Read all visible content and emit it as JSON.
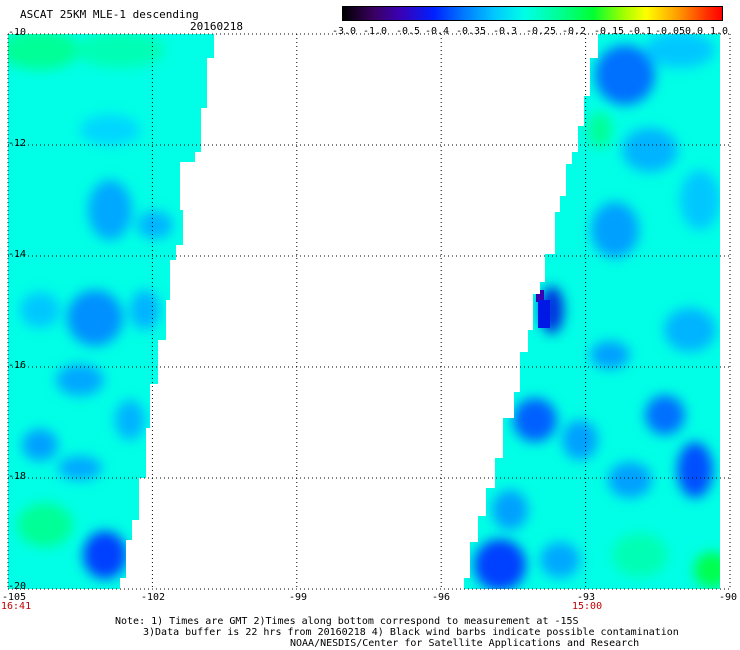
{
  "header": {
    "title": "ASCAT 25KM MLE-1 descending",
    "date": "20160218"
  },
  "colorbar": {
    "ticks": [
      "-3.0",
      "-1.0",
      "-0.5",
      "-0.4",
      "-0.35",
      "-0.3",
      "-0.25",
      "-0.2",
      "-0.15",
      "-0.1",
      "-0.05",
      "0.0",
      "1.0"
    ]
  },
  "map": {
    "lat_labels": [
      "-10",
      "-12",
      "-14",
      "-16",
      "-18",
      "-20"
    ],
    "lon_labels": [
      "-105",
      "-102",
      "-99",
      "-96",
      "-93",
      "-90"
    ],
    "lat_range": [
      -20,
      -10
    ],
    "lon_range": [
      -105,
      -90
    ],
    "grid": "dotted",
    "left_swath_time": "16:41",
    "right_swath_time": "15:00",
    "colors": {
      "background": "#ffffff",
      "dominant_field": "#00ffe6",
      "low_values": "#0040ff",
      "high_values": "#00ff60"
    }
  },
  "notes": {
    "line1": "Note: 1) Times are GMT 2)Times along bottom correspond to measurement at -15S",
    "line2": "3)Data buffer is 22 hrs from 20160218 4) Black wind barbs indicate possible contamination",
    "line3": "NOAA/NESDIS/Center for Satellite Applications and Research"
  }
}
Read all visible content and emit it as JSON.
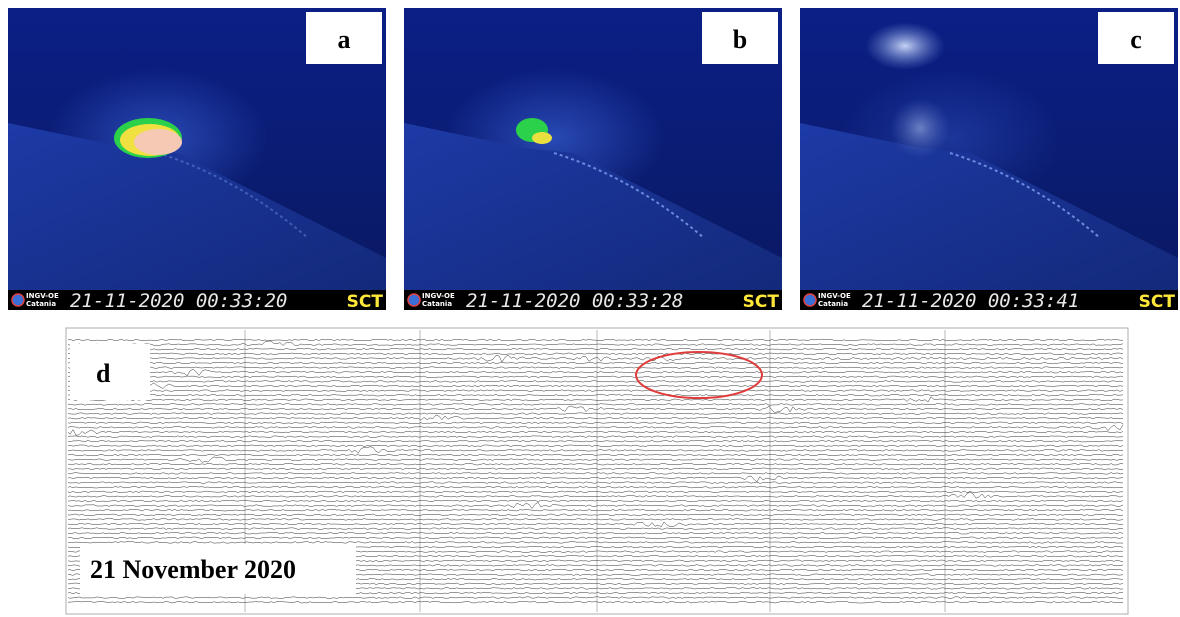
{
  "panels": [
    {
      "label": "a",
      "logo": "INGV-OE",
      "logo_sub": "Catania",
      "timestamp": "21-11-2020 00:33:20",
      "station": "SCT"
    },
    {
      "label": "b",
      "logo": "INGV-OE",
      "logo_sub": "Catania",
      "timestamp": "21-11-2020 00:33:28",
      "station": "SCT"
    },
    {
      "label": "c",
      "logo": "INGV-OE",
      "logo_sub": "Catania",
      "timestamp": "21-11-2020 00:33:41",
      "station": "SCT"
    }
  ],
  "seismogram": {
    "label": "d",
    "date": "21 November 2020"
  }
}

===

§ **SET TASK**
Pick out the lines that contain "timestamp" and copy them.

§ **EXPECTED ANSWER**
      "timestamp": "21-11-2020 00:33:20",
      "timestamp": "21-11-2020 00:33:28",
      "timestamp": "21-11-2020 00:33:41",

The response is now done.